■ **WHAT IS NEEDED**
Copy out all of the material exactly as presented.

■ **EXTRACTED RECORDS**

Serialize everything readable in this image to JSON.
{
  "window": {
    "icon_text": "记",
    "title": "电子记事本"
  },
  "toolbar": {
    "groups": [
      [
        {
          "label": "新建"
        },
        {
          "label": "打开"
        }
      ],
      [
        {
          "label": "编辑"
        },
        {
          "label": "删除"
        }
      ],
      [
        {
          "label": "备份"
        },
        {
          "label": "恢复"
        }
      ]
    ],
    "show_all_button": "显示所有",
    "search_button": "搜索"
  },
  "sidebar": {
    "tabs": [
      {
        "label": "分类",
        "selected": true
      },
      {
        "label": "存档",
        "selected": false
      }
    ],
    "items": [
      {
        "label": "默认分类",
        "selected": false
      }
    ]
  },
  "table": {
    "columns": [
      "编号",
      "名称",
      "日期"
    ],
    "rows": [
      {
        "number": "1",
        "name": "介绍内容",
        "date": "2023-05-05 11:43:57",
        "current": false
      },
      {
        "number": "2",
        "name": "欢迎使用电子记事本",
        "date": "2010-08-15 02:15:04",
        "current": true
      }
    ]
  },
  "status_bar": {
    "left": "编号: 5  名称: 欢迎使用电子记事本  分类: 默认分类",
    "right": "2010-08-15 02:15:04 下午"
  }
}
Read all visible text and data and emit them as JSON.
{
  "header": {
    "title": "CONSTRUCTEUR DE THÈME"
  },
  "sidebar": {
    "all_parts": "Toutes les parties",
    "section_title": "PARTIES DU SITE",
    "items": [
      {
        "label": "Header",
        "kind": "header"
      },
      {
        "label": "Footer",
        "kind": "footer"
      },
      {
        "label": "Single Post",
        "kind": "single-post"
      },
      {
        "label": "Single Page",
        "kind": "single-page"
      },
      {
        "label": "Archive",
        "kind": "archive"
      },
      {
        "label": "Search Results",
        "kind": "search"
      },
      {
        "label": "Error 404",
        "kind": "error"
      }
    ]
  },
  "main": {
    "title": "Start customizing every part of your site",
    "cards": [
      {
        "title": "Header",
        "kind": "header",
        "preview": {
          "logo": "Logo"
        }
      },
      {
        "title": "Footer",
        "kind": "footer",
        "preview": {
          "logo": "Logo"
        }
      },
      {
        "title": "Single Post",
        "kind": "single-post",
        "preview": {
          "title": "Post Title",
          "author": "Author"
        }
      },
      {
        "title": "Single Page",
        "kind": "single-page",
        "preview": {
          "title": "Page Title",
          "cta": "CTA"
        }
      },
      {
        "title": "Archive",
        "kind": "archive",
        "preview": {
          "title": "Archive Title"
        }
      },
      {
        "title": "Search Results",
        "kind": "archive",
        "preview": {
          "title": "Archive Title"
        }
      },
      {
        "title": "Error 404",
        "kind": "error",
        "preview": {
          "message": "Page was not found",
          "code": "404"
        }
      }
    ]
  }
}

■ **SOLVED EXERCISE**
Serialize everything readable in this image to JSON.
{
  "window": {
    "icon_text": "记",
    "title": "电子记事本"
  },
  "toolbar": {
    "groups": [
      [
        {
          "label": "新建"
        },
        {
          "label": "打开"
        }
      ],
      [
        {
          "label": "编辑"
        },
        {
          "label": "删除"
        }
      ],
      [
        {
          "label": "备份"
        },
        {
          "label": "恢复"
        }
      ]
    ],
    "show_all_button": "显示所有",
    "search_button": "搜索"
  },
  "sidebar": {
    "tabs": [
      {
        "label": "分类",
        "selected": true
      },
      {
        "label": "存档",
        "selected": false
      }
    ],
    "items": [
      {
        "label": "默认分类",
        "selected": false
      }
    ]
  },
  "table": {
    "columns": [
      "编号",
      "名称",
      "日期"
    ],
    "rows": [
      {
        "number": "1",
        "name": "介绍内容",
        "date": "2023-05-05 11:43:57",
        "current": false
      },
      {
        "number": "2",
        "name": "欢迎使用电子记事本",
        "date": "2010-08-15 02:15:04",
        "current": true
      }
    ]
  },
  "status_bar": {
    "left": "编号: 5  名称: 欢迎使用电子记事本  分类: 默认分类",
    "right": "2010-08-15 02:15:04 下午"
  }
}
Read all visible text and data and emit them as JSON.
{
  "header": {
    "title": "CONSTRUCTEUR DE THÈME"
  },
  "sidebar": {
    "all_parts": "Toutes les parties",
    "section_title": "PARTIES DU SITE",
    "items": [
      {
        "label": "Header",
        "kind": "header"
      },
      {
        "label": "Footer",
        "kind": "footer"
      },
      {
        "label": "Single Post",
        "kind": "single-post"
      },
      {
        "label": "Single Page",
        "kind": "single-page"
      },
      {
        "label": "Archive",
        "kind": "archive"
      },
      {
        "label": "Search Results",
        "kind": "search"
      },
      {
        "label": "Error 404",
        "kind": "error"
      }
    ]
  },
  "main": {
    "title": "Start customizing every part of your site",
    "cards": [
      {
        "title": "Header",
        "kind": "header",
        "preview": {
          "logo": "Logo"
        }
      },
      {
        "title": "Footer",
        "kind": "footer",
        "preview": {
          "logo": "Logo"
        }
      },
      {
        "title": "Single Post",
        "kind": "single-post",
        "preview": {
          "title": "Post Title",
          "author": "Author"
        }
      },
      {
        "title": "Single Page",
        "kind": "single-page",
        "preview": {
          "title": "Page Title",
          "cta": "CTA"
        }
      },
      {
        "title": "Archive",
        "kind": "archive",
        "preview": {
          "title": "Archive Title"
        }
      },
      {
        "title": "Search Results",
        "kind": "archive",
        "preview": {
          "title": "Archive Title"
        }
      },
      {
        "title": "Error 404",
        "kind": "error",
        "preview": {
          "message": "Page was not found",
          "code": "404"
        }
      }
    ]
  }
}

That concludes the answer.